将下面的全部数据逐行原样输出，略去其中的图片。
-------------------------
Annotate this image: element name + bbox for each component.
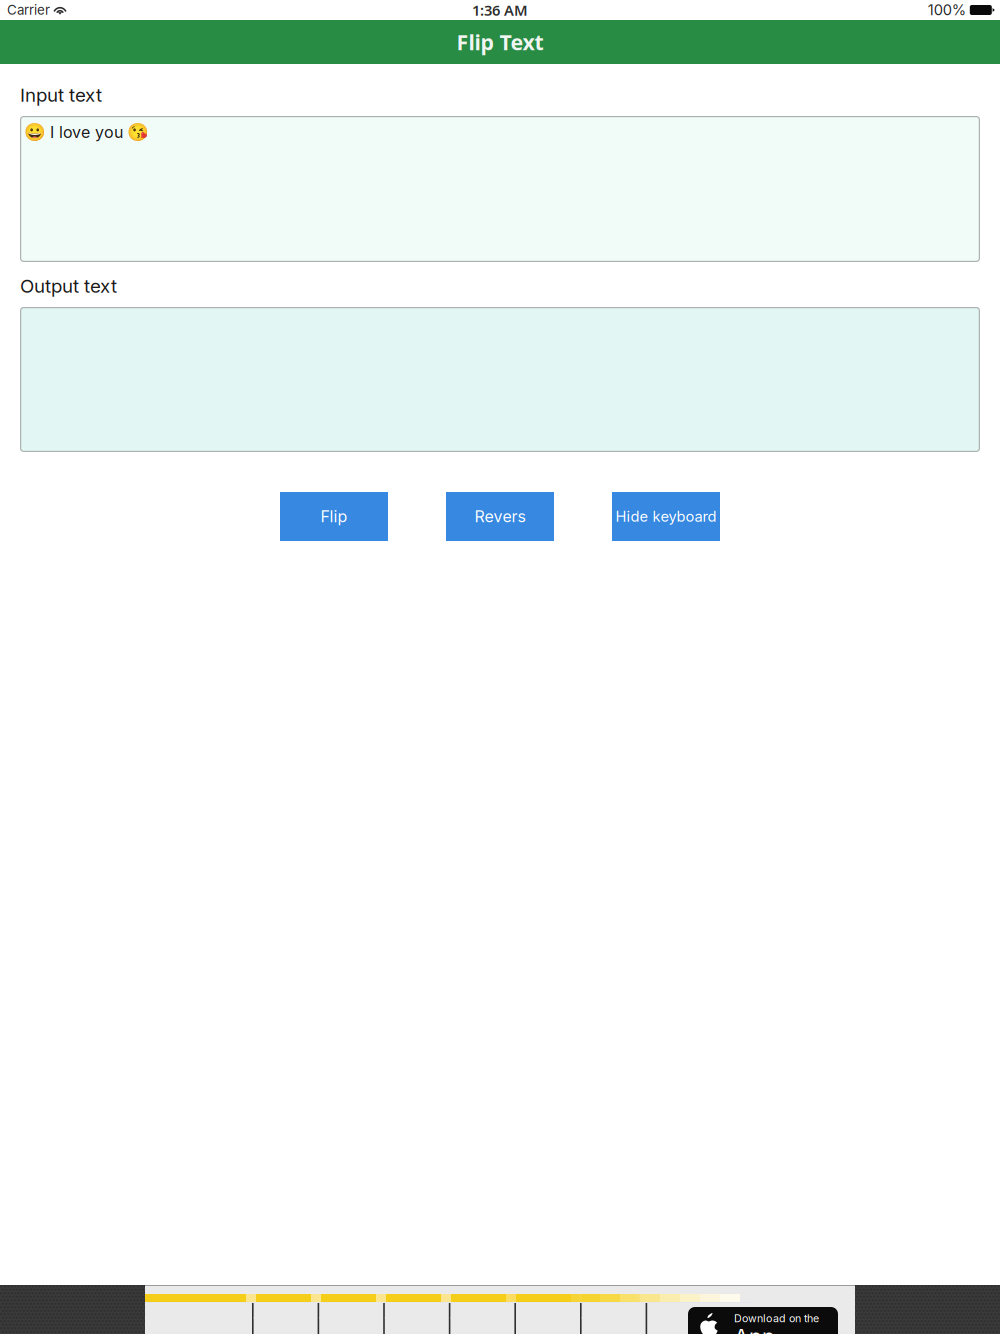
staticText: Output text [20, 275, 117, 297]
button[interactable]: Hide keyboard [612, 492, 720, 541]
staticText: Flip Text [456, 28, 544, 57]
staticText: 😘 [127, 122, 149, 142]
staticText: Hide keyboard [616, 508, 716, 525]
staticText: Flip [320, 507, 348, 526]
staticText: App Store [734, 1324, 788, 1334]
staticText: Download on the [734, 1312, 819, 1325]
button[interactable]: Flip [280, 492, 388, 541]
staticText: 😀 [24, 122, 46, 142]
staticText: Revers [474, 507, 526, 526]
staticText: I love you [50, 122, 123, 142]
staticText: Input text [20, 84, 102, 106]
staticText: 100% [928, 1, 966, 19]
staticText: 1:36 AM [472, 0, 528, 20]
button[interactable]: Download on the App Store advertisement [0, 1285, 1000, 1334]
staticText: Carrier [7, 2, 50, 18]
button[interactable]: Revers [446, 492, 554, 541]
-------------------------
任务结果:
Annotate this image: element name + bbox for each component.
staticText: Output text [20, 275, 117, 297]
button[interactable]: Hide keyboard [612, 492, 720, 541]
staticText: Flip Text [456, 28, 544, 57]
staticText: 😘 [127, 122, 149, 142]
staticText: Hide keyboard [616, 508, 716, 525]
staticText: Flip [320, 507, 348, 526]
staticText: App Store [734, 1324, 788, 1334]
staticText: Download on the [734, 1312, 819, 1325]
button[interactable]: Flip [280, 492, 388, 541]
staticText: 😀 [24, 122, 46, 142]
staticText: Revers [474, 507, 526, 526]
staticText: I love you [50, 122, 123, 142]
staticText: Input text [20, 84, 102, 106]
staticText: 100% [928, 1, 966, 19]
staticText: 1:36 AM [472, 0, 528, 20]
button[interactable]: Download on the App Store advertisement [0, 1285, 1000, 1334]
staticText: Carrier [7, 2, 50, 18]
button[interactable]: Revers [446, 492, 554, 541]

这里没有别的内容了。